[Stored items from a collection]

..........

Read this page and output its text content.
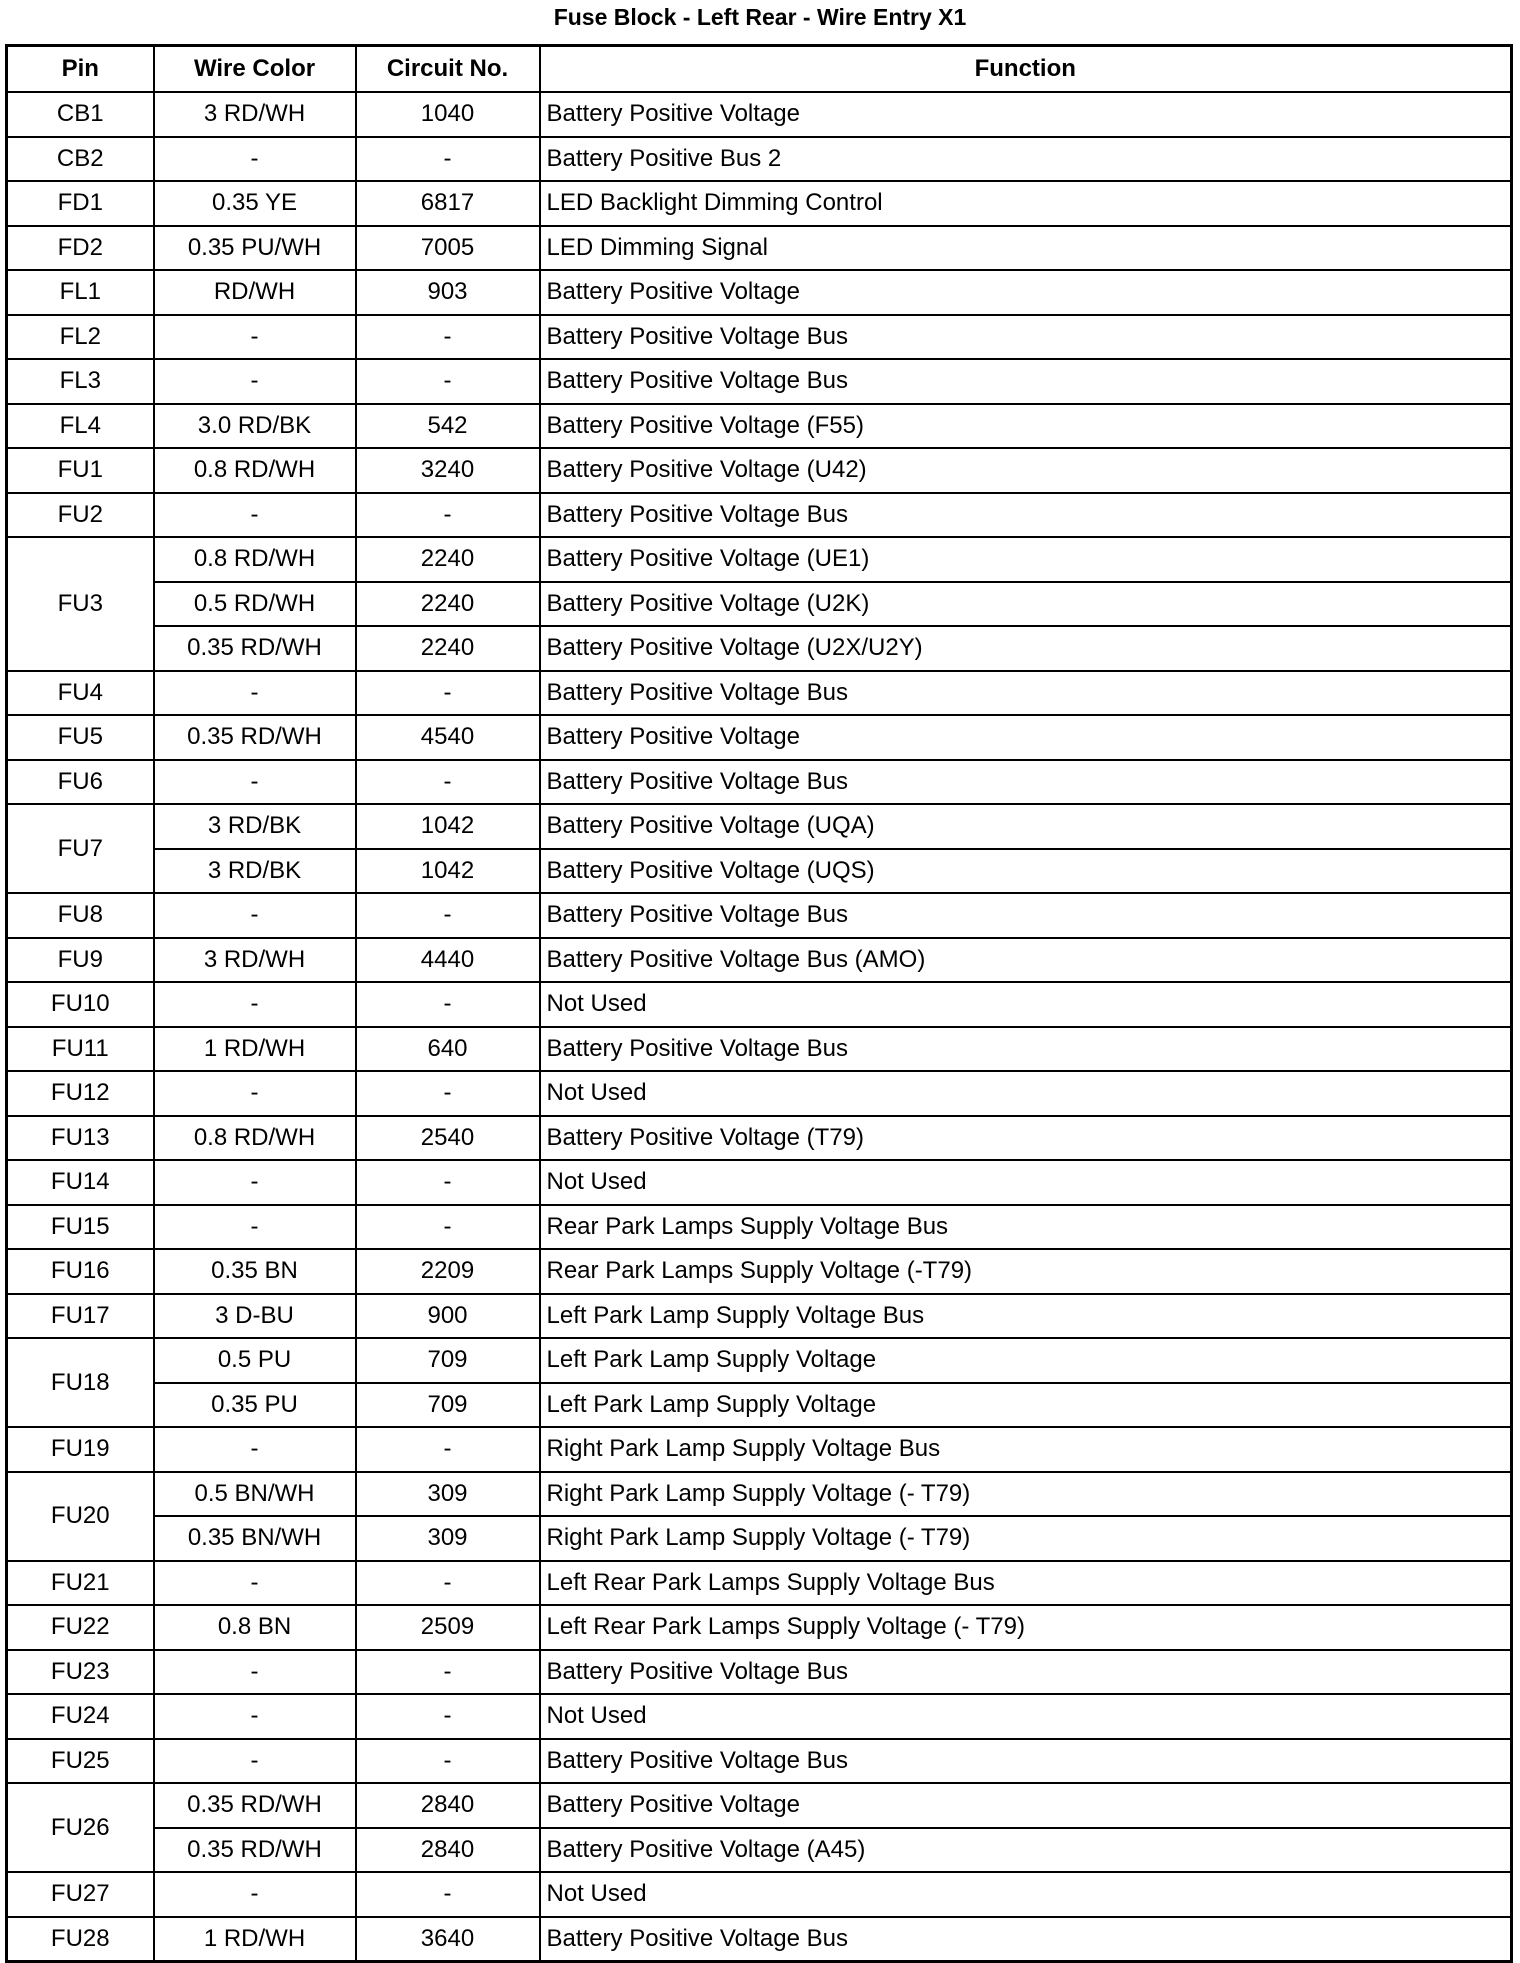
Fuse Block - Left Rear - Wire Entry X1
Pin	Wire Color	Circuit No.	Function
CB1	3 RD/WH	1040	Battery Positive Voltage
CB2	-	-	Battery Positive Bus 2
FD1	0.35 YE	6817	LED Backlight Dimming Control
FD2	0.35 PU/WH	7005	LED Dimming Signal
FL1	RD/WH	903	Battery Positive Voltage
FL2	-	-	Battery Positive Voltage Bus
FL3	-	-	Battery Positive Voltage Bus
FL4	3.0 RD/BK	542	Battery Positive Voltage (F55)
FU1	0.8 RD/WH	3240	Battery Positive Voltage (U42)
FU2	-	-	Battery Positive Voltage Bus
FU3	0.8 RD/WH	2240	Battery Positive Voltage (UE1)
	0.5 RD/WH	2240	Battery Positive Voltage (U2K)
	0.35 RD/WH	2240	Battery Positive Voltage (U2X/U2Y)
FU4	-	-	Battery Positive Voltage Bus
FU5	0.35 RD/WH	4540	Battery Positive Voltage
FU6	-	-	Battery Positive Voltage Bus
FU7	3 RD/BK	1042	Battery Positive Voltage (UQA)
	3 RD/BK	1042	Battery Positive Voltage (UQS)
FU8	-	-	Battery Positive Voltage Bus
FU9	3 RD/WH	4440	Battery Positive Voltage Bus (AMO)
FU10	-	-	Not Used
FU11	1 RD/WH	640	Battery Positive Voltage Bus
FU12	-	-	Not Used
FU13	0.8 RD/WH	2540	Battery Positive Voltage (T79)
FU14	-	-	Not Used
FU15	-	-	Rear Park Lamps Supply Voltage Bus
FU16	0.35 BN	2209	Rear Park Lamps Supply Voltage (-T79)
FU17	3 D-BU	900	Left Park Lamp Supply Voltage Bus
FU18	0.5 PU	709	Left Park Lamp Supply Voltage
	0.35 PU	709	Left Park Lamp Supply Voltage
FU19	-	-	Right Park Lamp Supply Voltage Bus
FU20	0.5 BN/WH	309	Right Park Lamp Supply Voltage (- T79)
	0.35 BN/WH	309	Right Park Lamp Supply Voltage (- T79)
FU21	-	-	Left Rear Park Lamps Supply Voltage Bus
FU22	0.8 BN	2509	Left Rear Park Lamps Supply Voltage (- T79)
FU23	-	-	Battery Positive Voltage Bus
FU24	-	-	Not Used
FU25	-	-	Battery Positive Voltage Bus
FU26	0.35 RD/WH	2840	Battery Positive Voltage
	0.35 RD/WH	2840	Battery Positive Voltage (A45)
FU27	-	-	Not Used
FU28	1 RD/WH	3640	Battery Positive Voltage Bus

..........

§ **What the exercise asks**: State how many lines hold the word "Left". The number is the whole answer.

§ **Exercise output**: 6